**Document excerpt**.

[Begin]

This is SO characteristic of New Orleans. One time, the year after Katrina, my sister L accompanied a friend to Manhattan for a buying trip for furniture and decorating fabrics to rebuild the friend's flooded family home. I joined them just for the day from where I was living in suburban Philadelphia. At the end of our day-long "forced march" -- my sister does not believe in taking the subway, a bus, or, God forbid, a taxi, when you can just as well walk and "see more" -- we ate dinner at a little Spanish restaurant in Greenwich Village. While we were there, it began pouring rain, trapping us inside with the staff and the few customers from the neighborhood. The three of us were talking about New Orleans and the recovery process, and my sister noticed a man seated near us who seemed (to her) to be listening to us, and she began including him in our conversation. He was at first uncomfortable, but soon warmed to our Big Easy style. L ascertained that the man was from the neighborhood, and ate in this little restaurant several times a week. Spotting the only other customer in the place besides us and our new friend, L asked, "Do you know that guy?" Looking over, the man said, "I don't know him, but I've seen him in here before." "That's ridiculous," declared my sister, and she marched over to where the second man was seated, and introduced herself to him. "We're from New Orleans," she said, as if that explained everything, "and we can't stand to see people eating alone." She then introduced the two men to each other, and admonished them not to be strangers to each other. "Y'all see each other in here all the time," she chided them, "you don't have to be strangers."

I still get a little teary thinking about that incident, how three women from New Orleans, in the immediate wake of the Worst Thing That Could Happen, could still represent the spirit of our beloved city so well, introducing these New Yorkers to each other. I often think about those two men and wonder if they ever sat together after that, or if at least they nodded in a mildly friendly way to each other, remembering those crazy women from the Big Easy and how they spoke so easily to strangers.

[End]

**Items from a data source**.
[Begin]

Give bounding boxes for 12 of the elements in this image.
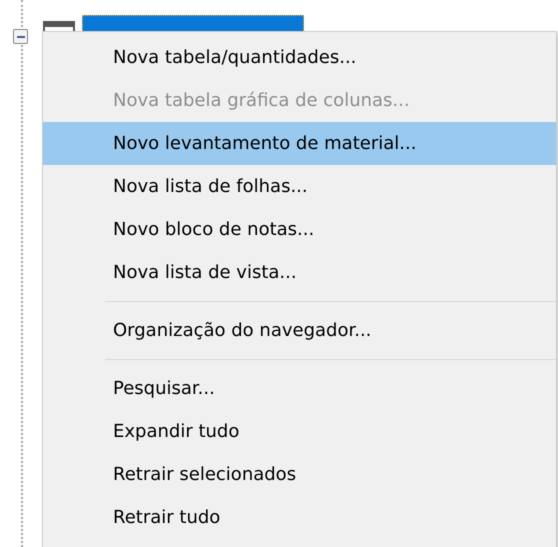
menu-item[interactable]: Retrair selecionados (43, 453, 556, 496)
collapse-icon[interactable] (13, 29, 28, 44)
menu-item[interactable]: Novo levantamento de material... (43, 122, 556, 165)
table-icon (43, 21, 75, 31)
menu-item[interactable]: Organização do navegador... (43, 309, 556, 352)
menu-item[interactable]: Nova lista de vista... (43, 251, 556, 294)
menu-item[interactable]: Novo bloco de notas... (43, 208, 556, 251)
menu-item[interactable]: Retrair tudo (43, 496, 556, 539)
menu-item[interactable]: Pesquisar... (43, 367, 556, 410)
menu-item[interactable]: Nova lista de folhas... (43, 165, 556, 208)
menu-item[interactable]: Nova tabela/quantidades... (43, 36, 556, 79)
menu-item[interactable]: Expandir tudo (43, 410, 556, 453)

[End]

**Things to do**.
A: From the New Orleans anecdote, copy the stretch from "I still get" through "easily to strangers.".
B: Answer these about the New Orleans anecdote:
(i) Where was the narrator living when she joined the trip for the day?
(ii) What kind of restaurant did the three women eat dinner in, and in what neighborhood?
(iii) How often did the first man eat at that restaurant?
C: Write what comes next in the New Orleans anecdote, picking up after its final sentence.

**Task results**.
A:
I still get a little teary thinking about that incident, how three women from New Orleans, in the immediate wake of the Worst Thing That Could Happen, could still represent the spirit of our beloved city so well, introducing these New Yorkers to each other. I often think about those two men and wonder if they ever sat together after that, or if at least they nodded in a mildly friendly way to each other, remembering those crazy women from the Big Easy and how they spoke so easily to strangers.

B:
(i) Suburban Philadelphia
(ii) A little Spanish restaurant in Greenwich Village
(iii) Several times a week

C:
There is no such thing as a private conversation in New Orleans because we're all just dying to get in your business, to contradict, to embellish, to share a clue about a restaurant, grocery store, or music club you haven't heard of, to give you directions, to offer unsolicited advice, to become your new best friend. We talk to people in elevators -- now how crazy is that? (A young adult parishioner of mine said she was so glad to home, where, she said, no one would think she was a bag lady if she greeted them on the street or in an elevator.) We don't know why Yankees think you can't say "good mornin'" on the street or "hey y'all" on elevators; we feel sorry for their self-imposed isolation.

Us, well, we've never met a stranger. There's just folks you haven't spoken to yet.

Tuesday, July 15, 2008

New Orleans' Beach(es)

I've had occasion several times this month to drive to Pensacola, where my brother and sister-in-law live, for family visits. On one drive, Big Man commented on all the Louisiana license plates surrounding us on the interstate. I laughed. "Don't you know," I said to him, "that Pensacola is New Orleans' beach?"

When I was a girl, along the Gulf of Mexico from Bay St. Louis to Biloxi was New Orleans' beach. It was an easy drive along Highway 90, and a family could do as a marathon in one day, there and back, sunburned and sandy, or take a more relaxing weekend and stay in one of the then-innumerable beach strip motels along the way. (Sadly, so much of this strip was totally and completely destroyed by Hurricanes Katrina and Rita, and only now, almost 3 years later, are they just starting to sputter back to life with hotels, shops, and restaurants. Lots of rebuilding going on, which is a good thing.)

When Interstate 10 was finished, the drive to the even-better beaches along the Alabama coast and the Florida panhandle became more accessible, and individuals and families from New Orleans began staking their claim from Gulf Shores to Destin.

It is not quite as segmented as the Philadelphia-Jersey connection, where it has been truthfully said that if you learn what neighborhood in Philly a person is from, you can immediately guess which South Jersey shore town they go to in the summer. But it is true that many New Orleanians would cheerfully argue the relative merits of Gulf Shores vs. Orange Beach, Pensacola vs. Navarre, Fort Walton Beach vs. Destin ad infinitum.

Pensacola, kind of the center of the New Orleans-oriented part of the Florida panhandle, has an ambivalent relationship to the Crescent City. In Pensacola, I saw a Florida license plate spelling out "SAINTS," and there were hundreds of Florida cars sporting Saints bumperstickers, decals, and black-and-gold fleur de lis. Restaurants all down the coast advertise gumbo, etouffee, and even red beans and rice. "Authentic New Orleans Sno Balls" can be found in every beach town as a cooling treat.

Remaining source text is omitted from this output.